#### Data shown ####
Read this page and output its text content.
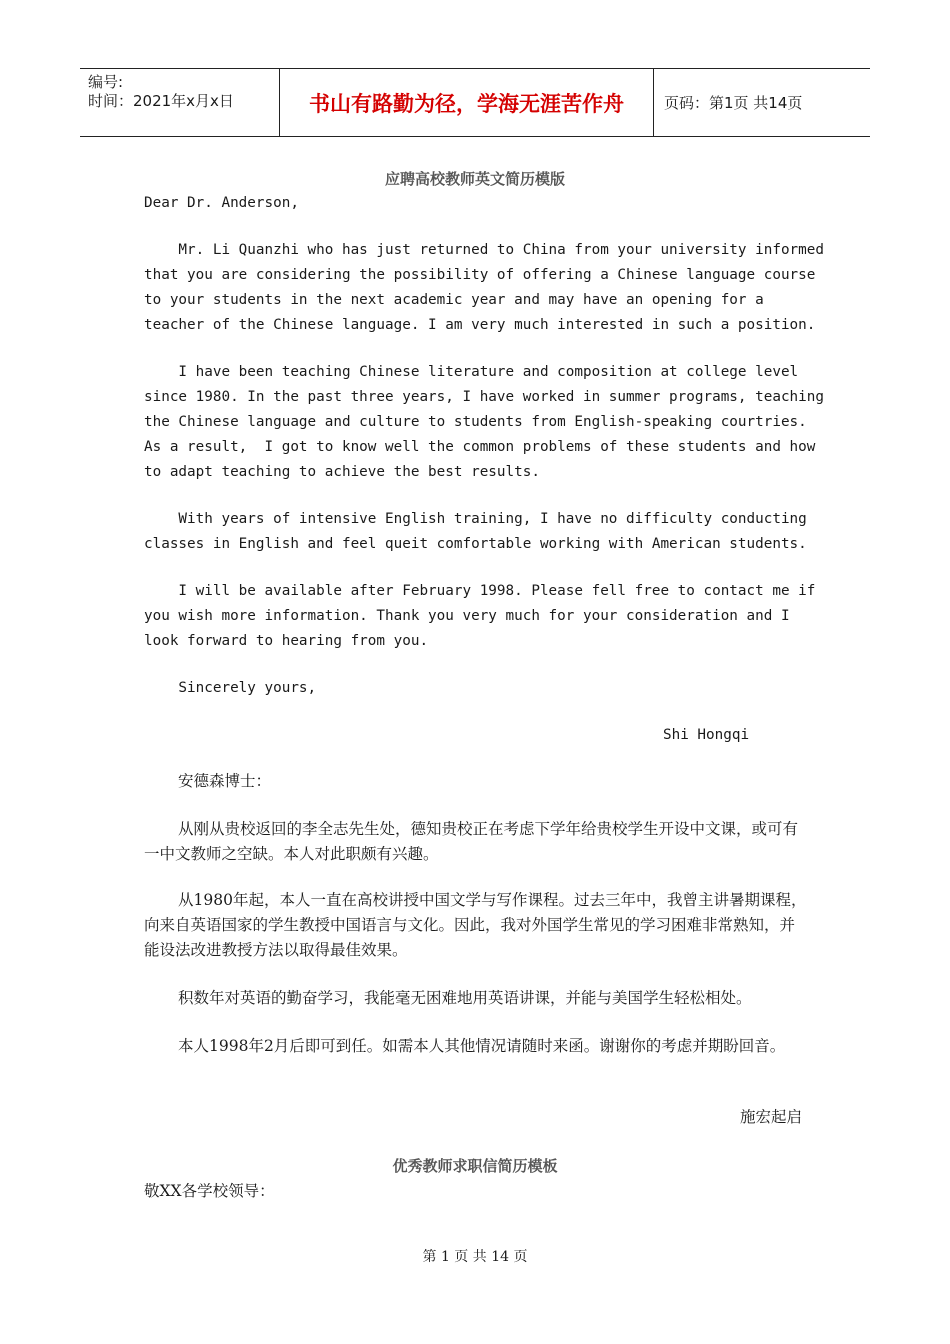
编号:
时间：2021年x月x日	书山有路勤为径，学海无涯苦作舟	页码：第1页 共14页
应聘高校教师英文简历模版
Dear Dr. Anderson,
Mr. Li Quanzhi who has just returned to China from your university informed
that you are considering the possibility of offering a Chinese language course
to your students in the next academic year and may have an opening for a
teacher of the Chinese language. I am very much interested in such a position.
I have been teaching Chinese literature and composition at college level
since 1980. In the past three years, I have worked in summer programs, teaching
the Chinese language and culture to students from English-speaking courtries.
As a result,  I got to know well the common problems of these students and how
to adapt teaching to achieve the best results.
With years of intensive English training, I have no difficulty conducting
classes in English and feel queit comfortable working with American students.
I will be available after February 1998. Please fell free to contact me if
you wish more information. Thank you very much for your consideration and I
look forward to hearing from you.
Sincerely yours,
Shi Hongqi
安德森博士：
从刚从贵校返回的李全志先生处，德知贵校正在考虑下学年给贵校学生开设中文课，或可有一中文教师之空缺。本人对此职颇有兴趣。
从1980年起，本人一直在高校讲授中国文学与写作课程。过去三年中，我曾主讲暑期课程，向来自英语国家的学生教授中国语言与文化。因此，我对外国学生常见的学习困难非常熟知，并能设法改进教授方法以取得最佳效果。
积数年对英语的勤奋学习，我能毫无困难地用英语讲课，并能与美国学生轻松相处。
本人1998年2月后即可到任。如需本人其他情况请随时来函。谢谢你的考虑并期盼回音。
施宏起启
优秀教师求职信简历模板
敬XX各学校领导：
第 1 页 共 14 页
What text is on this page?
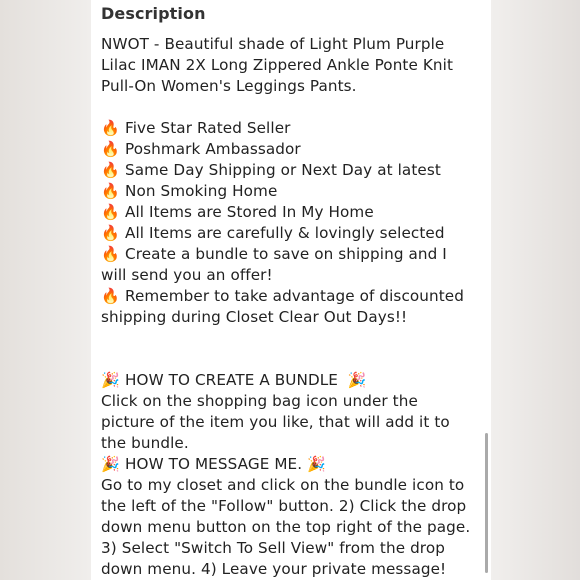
Description
NWOT - Beautiful shade of Light Plum Purple
Lilac IMAN 2X Long Zippered Ankle Ponte Knit
Pull-On Women's Leggings Pants.
🔥 Five Star Rated Seller
🔥 Poshmark Ambassador
🔥 Same Day Shipping or Next Day at latest
🔥 Non Smoking Home
🔥 All Items are Stored In My Home
🔥 All Items are carefully & lovingly selected
🔥 Create a bundle to save on shipping and I
will send you an offer!
🔥 Remember to take advantage of discounted
shipping during Closet Clear Out Days!!
🎉 HOW TO CREATE A BUNDLE 🎉
Click on the shopping bag icon under the
picture of the item you like, that will add it to
the bundle.
🎉 HOW TO MESSAGE ME. 🎉
Go to my closet and click on the bundle icon to
the left of the "Follow" button. 2) Click the drop
down menu button on the top right of the page.
3) Select "Switch To Sell View" from the drop
down menu. 4) Leave your private message!
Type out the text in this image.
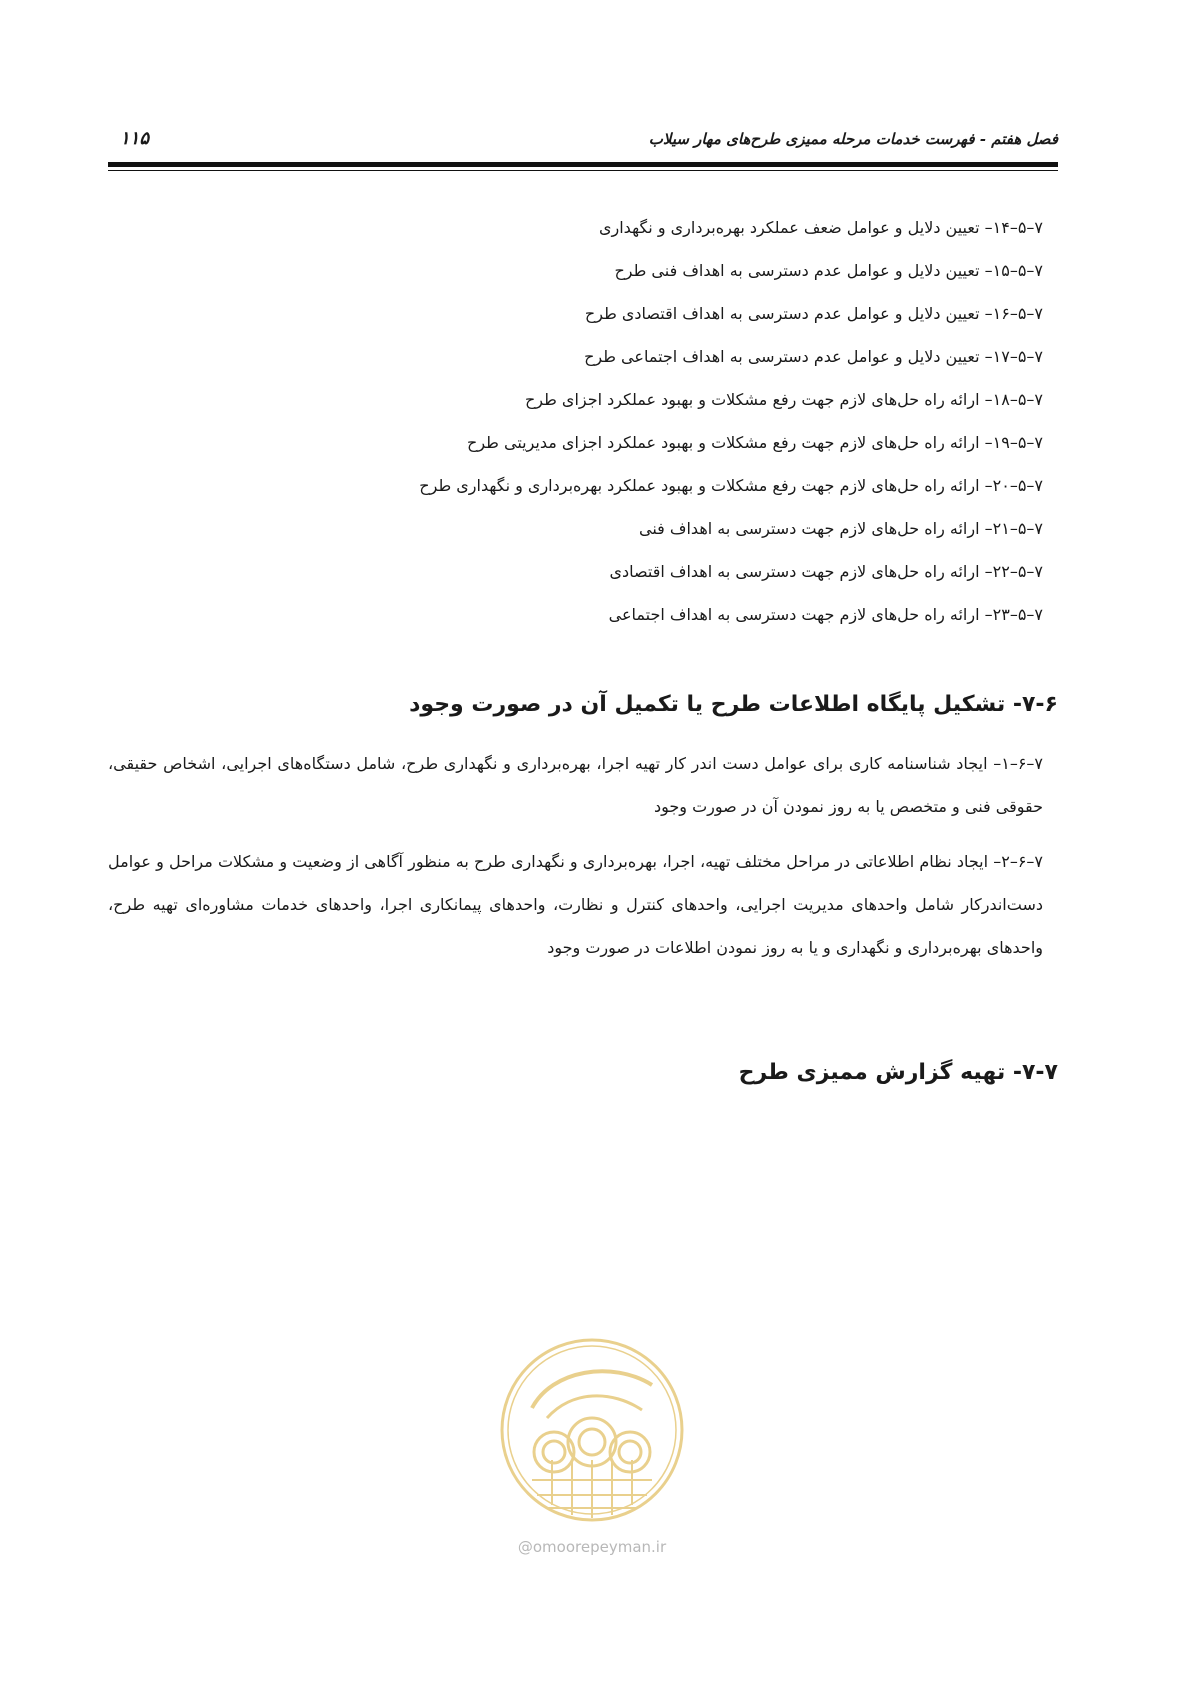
فصل هفتم - فهرست خدمات مرحله ممیزی طرح‌های مهار سیلاب
۱۱۵
۷–۵–۱۴– تعیین دلایل و عوامل ضعف عملکرد بهره‌برداری و نگهداری
۷–۵–۱۵– تعیین دلایل و عوامل عدم دسترسی به اهداف فنی طرح
۷–۵–۱۶– تعیین دلایل و عوامل عدم دسترسی به اهداف اقتصادی طرح
۷–۵–۱۷– تعیین دلایل و عوامل عدم دسترسی به اهداف اجتماعی طرح
۷–۵–۱۸– ارائه راه حل‌های لازم جهت رفع مشکلات و بهبود عملکرد اجزای طرح
۷–۵–۱۹– ارائه راه حل‌های لازم جهت رفع مشکلات و بهبود عملکرد اجزای مدیریتی طرح
۷–۵–۲۰– ارائه راه حل‌های لازم جهت رفع مشکلات و بهبود عملکرد بهره‌برداری و نگهداری طرح
۷–۵–۲۱– ارائه راه حل‌های لازم جهت دسترسی به اهداف فنی
۷–۵–۲۲– ارائه راه حل‌های لازم جهت دسترسی به اهداف اقتصادی
۷–۵–۲۳– ارائه راه حل‌های لازم جهت دسترسی به اهداف اجتماعی
۷-۶- تشکیل پایگاه اطلاعات طرح یا تکمیل آن در صورت وجود
۷–۶–۱– ایجاد شناسنامه کاری برای عوامل دست اندر کار تهیه اجرا، بهره‌برداری و نگهداری طرح، شامل دستگاه‌های اجرایی، اشخاص حقیقی، حقوقی فنی و متخصص یا به روز نمودن آن در صورت وجود
۷–۶–۲– ایجاد نظام اطلاعاتی در مراحل مختلف تهیه، اجرا، بهره‌برداری و نگهداری طرح به منظور آگاهی از وضعیت و مشکلات مراحل و عوامل دست‌اندرکار شامل واحدهای مدیریت اجرایی، واحدهای کنترل و نظارت، واحدهای پیمانکاری اجرا، واحدهای خدمات مشاوره‌ای تهیه طرح، واحدهای بهره‌برداری و نگهداری و یا به روز نمودن اطلاعات در صورت وجود
۷-۷- تهیه گزارش ممیزی طرح
@omoorepeyman.ir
####
## What you will do
Exclude the images and reproduce the remaining data exactly.

## Output for this task
Read this page and output its text content.
编号:
时间：2021年x月x日	书山有路勤为径，学海无涯苦作舟	页码：第1页 共14页
应聘高校教师英文简历模版
Dear Dr. Anderson,
Mr. Li Quanzhi who has just returned to China from your university informed
that you are considering the possibility of offering a Chinese language course
to your students in the next academic year and may have an opening for a
teacher of the Chinese language. I am very much interested in such a position.
I have been teaching Chinese literature and composition at college level
since 1980. In the past three years, I have worked in summer programs, teaching
the Chinese language and culture to students from English-speaking courtries.
As a result,  I got to know well the common problems of these students and how
to adapt teaching to achieve the best results.
With years of intensive English training, I have no difficulty conducting
classes in English and feel queit comfortable working with American students.
I will be available after February 1998. Please fell free to contact me if
you wish more information. Thank you very much for your consideration and I
look forward to hearing from you.
Sincerely yours,
Shi Hongqi
安德森博士：
从刚从贵校返回的李全志先生处，德知贵校正在考虑下学年给贵校学生开设中文课，或可有一中文教师之空缺。本人对此职颇有兴趣。
从1980年起，本人一直在高校讲授中国文学与写作课程。过去三年中，我曾主讲暑期课程，向来自英语国家的学生教授中国语言与文化。因此，我对外国学生常见的学习困难非常熟知，并能设法改进教授方法以取得最佳效果。
积数年对英语的勤奋学习，我能毫无困难地用英语讲课，并能与美国学生轻松相处。
本人1998年2月后即可到任。如需本人其他情况请随时来函。谢谢你的考虑并期盼回音。
施宏起启
优秀教师求职信简历模板
敬XX各学校领导：
第 1 页 共 14 页
What text is on this page?
Description
NWOT - Beautiful shade of Light Plum Purple
Lilac IMAN 2X Long Zippered Ankle Ponte Knit
Pull-On Women's Leggings Pants.
🔥 Five Star Rated Seller
🔥 Poshmark Ambassador
🔥 Same Day Shipping or Next Day at latest
🔥 Non Smoking Home
🔥 All Items are Stored In My Home
🔥 All Items are carefully & lovingly selected
🔥 Create a bundle to save on shipping and I
will send you an offer!
🔥 Remember to take advantage of discounted
shipping during Closet Clear Out Days!!
🎉 HOW TO CREATE A BUNDLE 🎉
Click on the shopping bag icon under the
picture of the item you like, that will add it to
the bundle.
🎉 HOW TO MESSAGE ME. 🎉
Go to my closet and click on the bundle icon to
the left of the "Follow" button. 2) Click the drop
down menu button on the top right of the page.
3) Select "Switch To Sell View" from the drop
down menu. 4) Leave your private message!
Type out the text in this image.
فصل هفتم - فهرست خدمات مرحله ممیزی طرح‌های مهار سیلاب
۱۱۵
۷–۵–۱۴– تعیین دلایل و عوامل ضعف عملکرد بهره‌برداری و نگهداری
۷–۵–۱۵– تعیین دلایل و عوامل عدم دسترسی به اهداف فنی طرح
۷–۵–۱۶– تعیین دلایل و عوامل عدم دسترسی به اهداف اقتصادی طرح
۷–۵–۱۷– تعیین دلایل و عوامل عدم دسترسی به اهداف اجتماعی طرح
۷–۵–۱۸– ارائه راه حل‌های لازم جهت رفع مشکلات و بهبود عملکرد اجزای طرح
۷–۵–۱۹– ارائه راه حل‌های لازم جهت رفع مشکلات و بهبود عملکرد اجزای مدیریتی طرح
۷–۵–۲۰– ارائه راه حل‌های لازم جهت رفع مشکلات و بهبود عملکرد بهره‌برداری و نگهداری طرح
۷–۵–۲۱– ارائه راه حل‌های لازم جهت دسترسی به اهداف فنی
۷–۵–۲۲– ارائه راه حل‌های لازم جهت دسترسی به اهداف اقتصادی
۷–۵–۲۳– ارائه راه حل‌های لازم جهت دسترسی به اهداف اجتماعی
۷-۶- تشکیل پایگاه اطلاعات طرح یا تکمیل آن در صورت وجود
۷–۶–۱– ایجاد شناسنامه کاری برای عوامل دست اندر کار تهیه اجرا، بهره‌برداری و نگهداری طرح، شامل دستگاه‌های اجرایی، اشخاص حقیقی، حقوقی فنی و متخصص یا به روز نمودن آن در صورت وجود
۷–۶–۲– ایجاد نظام اطلاعاتی در مراحل مختلف تهیه، اجرا، بهره‌برداری و نگهداری طرح به منظور آگاهی از وضعیت و مشکلات مراحل و عوامل دست‌اندرکار شامل واحدهای مدیریت اجرایی، واحدهای کنترل و نظارت، واحدهای پیمانکاری اجرا، واحدهای خدمات مشاوره‌ای تهیه طرح، واحدهای بهره‌برداری و نگهداری و یا به روز نمودن اطلاعات در صورت وجود
۷-۷- تهیه گزارش ممیزی طرح
@omoorepeyman.ir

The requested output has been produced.